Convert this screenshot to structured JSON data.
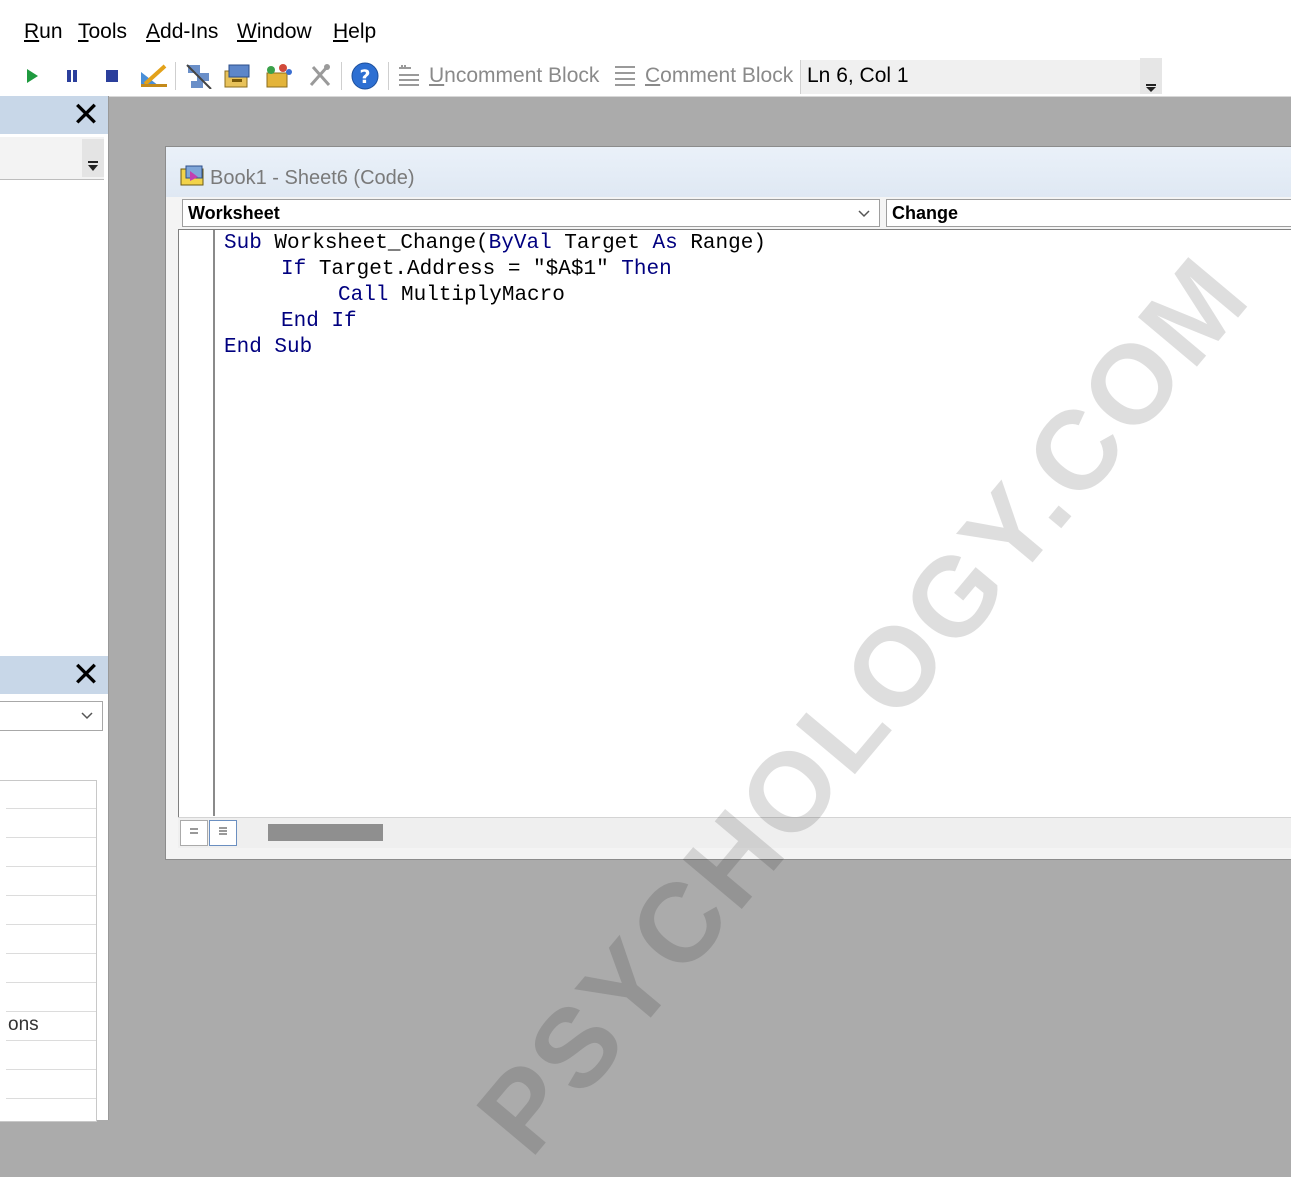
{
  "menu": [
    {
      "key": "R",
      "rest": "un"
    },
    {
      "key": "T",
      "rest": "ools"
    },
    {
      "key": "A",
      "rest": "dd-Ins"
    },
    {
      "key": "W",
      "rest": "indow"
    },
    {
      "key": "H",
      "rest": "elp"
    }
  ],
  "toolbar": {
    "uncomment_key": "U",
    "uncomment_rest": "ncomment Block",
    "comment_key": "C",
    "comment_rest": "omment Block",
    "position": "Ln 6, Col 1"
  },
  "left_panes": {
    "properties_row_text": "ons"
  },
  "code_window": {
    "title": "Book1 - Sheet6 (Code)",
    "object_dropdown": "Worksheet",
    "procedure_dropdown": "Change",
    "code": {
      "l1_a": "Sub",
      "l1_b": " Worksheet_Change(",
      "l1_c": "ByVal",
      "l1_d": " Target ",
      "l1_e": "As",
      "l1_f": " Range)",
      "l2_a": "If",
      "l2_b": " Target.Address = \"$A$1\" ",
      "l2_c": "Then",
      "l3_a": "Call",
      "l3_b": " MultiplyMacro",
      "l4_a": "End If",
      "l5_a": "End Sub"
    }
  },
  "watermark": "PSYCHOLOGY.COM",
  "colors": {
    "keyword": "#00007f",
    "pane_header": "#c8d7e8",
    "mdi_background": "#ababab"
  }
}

┄┄┄┄┄┄┄┄┄┄

**Prompt:** Search the entries for the word "Block" and copy every line that has it.

**Answer to this problem:**
    "uncomment_rest": "ncomment Block",
    "comment_rest": "omment Block",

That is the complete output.